┌─ Information given

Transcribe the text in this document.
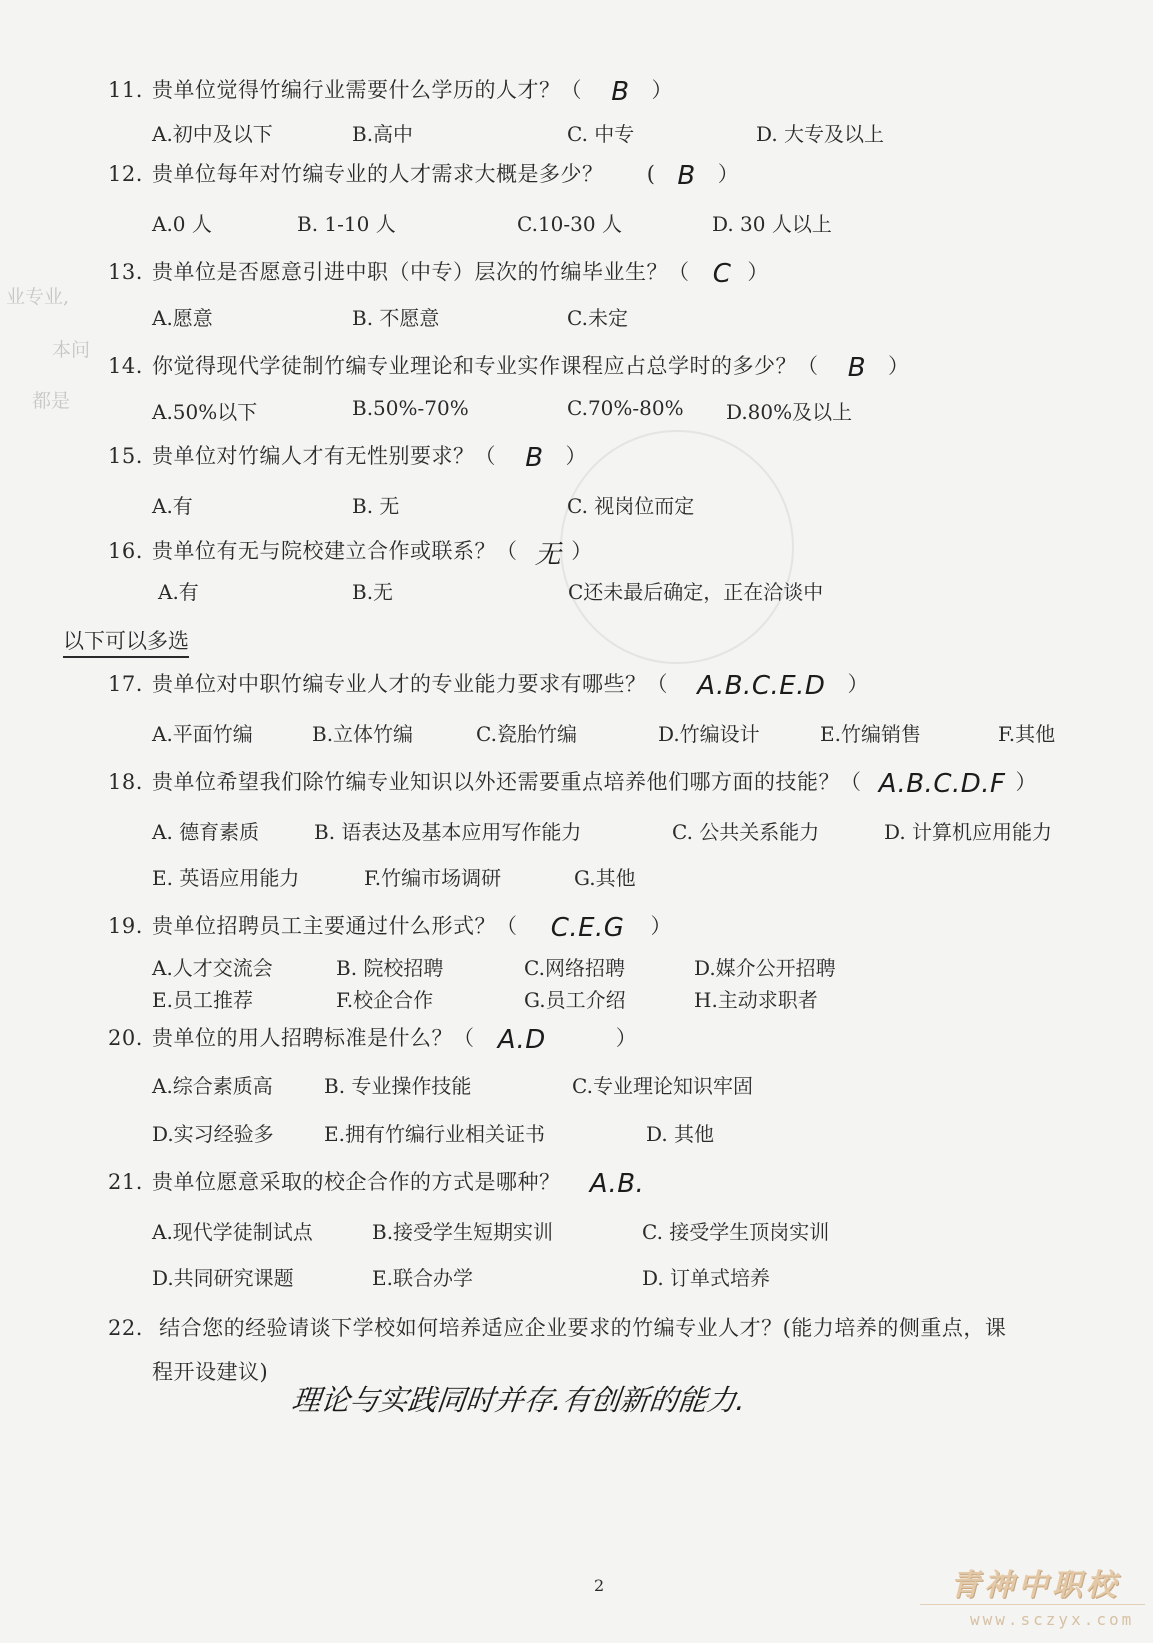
业专业,
本问
都是
11. 贵单位觉得竹编行业需要什么学历的人才？（ B ）
A.初中及以下	B.高中	C. 中专	D. 大专及以上
12. 贵单位每年对竹编专业的人才需求大概是多少？ ( B ）
A.0 人	B. 1-10 人	C.10-30 人	D. 30 人以上
13. 贵单位是否愿意引进中职（中专）层次的竹编毕业生？（ C ）
A.愿意	B. 不愿意	C.未定
14. 你觉得现代学徒制竹编专业理论和专业实作课程应占总学时的多少？（ B ）
A.50%以下	B.50%-70%	C.70%-80% D.80%及以上
15. 贵单位对竹编人才有无性别要求？（ B ）
A.有	B. 无	C. 视岗位而定
16. 贵单位有无与院校建立合作或联系？（ 无 ）
A.有	B.无	C还未最后确定，正在洽谈中
以下可以多选
17. 贵单位对中职竹编专业人才的专业能力要求有哪些？（ A.B.C.E.D ）
A.平面竹编	B.立体竹编	C.瓷胎竹编	D.竹编设计	E.竹编销售	F.其他
18. 贵单位希望我们除竹编专业知识以外还需要重点培养他们哪方面的技能？（ A.B.C.D.F ）
A. 德育素质	B. 语表达及基本应用写作能力	C. 公共关系能力	D. 计算机应用能力
E. 英语应用能力	F.竹编市场调研	G.其他
19. 贵单位招聘员工主要通过什么形式？（ C.E.G ）
A.人才交流会	B. 院校招聘	C.网络招聘	D.媒介公开招聘
E.员工推荐	F.校企合作	G.员工介绍	H.主动求职者
20. 贵单位的用人招聘标准是什么？（ A.D	）
A.综合素质高	B. 专业操作技能	C.专业理论知识牢固
D.实习经验多	E.拥有竹编行业相关证书	D. 其他
21. 贵单位愿意采取的校企合作的方式是哪种？ A.B.
A.现代学徒制试点	B.接受学生短期实训	C. 接受学生顶岗实训
D.共同研究课题	E.联合办学	D. 订单式培养
22. 结合您的经验请谈下学校如何培养适应企业要求的竹编专业人才？(能力培养的侧重点，课
程开设建议)
理论与实践同时并存.有创新的能力.
2	青神中职校
www.sczyx.com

└─

• **Task goal**
Omit every picture, then repeat the remaining data exactly as it appears above.

• **Output of the task**
Transcribe the text in this document.
业专业,
本问
都是
11. 贵单位觉得竹编行业需要什么学历的人才？（ B ）
A.初中及以下	B.高中	C. 中专	D. 大专及以上
12. 贵单位每年对竹编专业的人才需求大概是多少？ ( B ）
A.0 人	B. 1-10 人	C.10-30 人	D. 30 人以上
13. 贵单位是否愿意引进中职（中专）层次的竹编毕业生？（ C ）
A.愿意	B. 不愿意	C.未定
14. 你觉得现代学徒制竹编专业理论和专业实作课程应占总学时的多少？（ B ）
A.50%以下	B.50%-70%	C.70%-80% D.80%及以上
15. 贵单位对竹编人才有无性别要求？（ B ）
A.有	B. 无	C. 视岗位而定
16. 贵单位有无与院校建立合作或联系？（ 无 ）
A.有	B.无	C还未最后确定，正在洽谈中
以下可以多选
17. 贵单位对中职竹编专业人才的专业能力要求有哪些？（ A.B.C.E.D ）
A.平面竹编	B.立体竹编	C.瓷胎竹编	D.竹编设计	E.竹编销售	F.其他
18. 贵单位希望我们除竹编专业知识以外还需要重点培养他们哪方面的技能？（ A.B.C.D.F ）
A. 德育素质	B. 语表达及基本应用写作能力	C. 公共关系能力	D. 计算机应用能力
E. 英语应用能力	F.竹编市场调研	G.其他
19. 贵单位招聘员工主要通过什么形式？（ C.E.G ）
A.人才交流会	B. 院校招聘	C.网络招聘	D.媒介公开招聘
E.员工推荐	F.校企合作	G.员工介绍	H.主动求职者
20. 贵单位的用人招聘标准是什么？（ A.D	）
A.综合素质高	B. 专业操作技能	C.专业理论知识牢固
D.实习经验多	E.拥有竹编行业相关证书	D. 其他
21. 贵单位愿意采取的校企合作的方式是哪种？ A.B.
A.现代学徒制试点	B.接受学生短期实训	C. 接受学生顶岗实训
D.共同研究课题	E.联合办学	D. 订单式培养
22. 结合您的经验请谈下学校如何培养适应企业要求的竹编专业人才？(能力培养的侧重点，课
程开设建议)
理论与实践同时并存.有创新的能力.
2	青神中职校
www.sczyx.com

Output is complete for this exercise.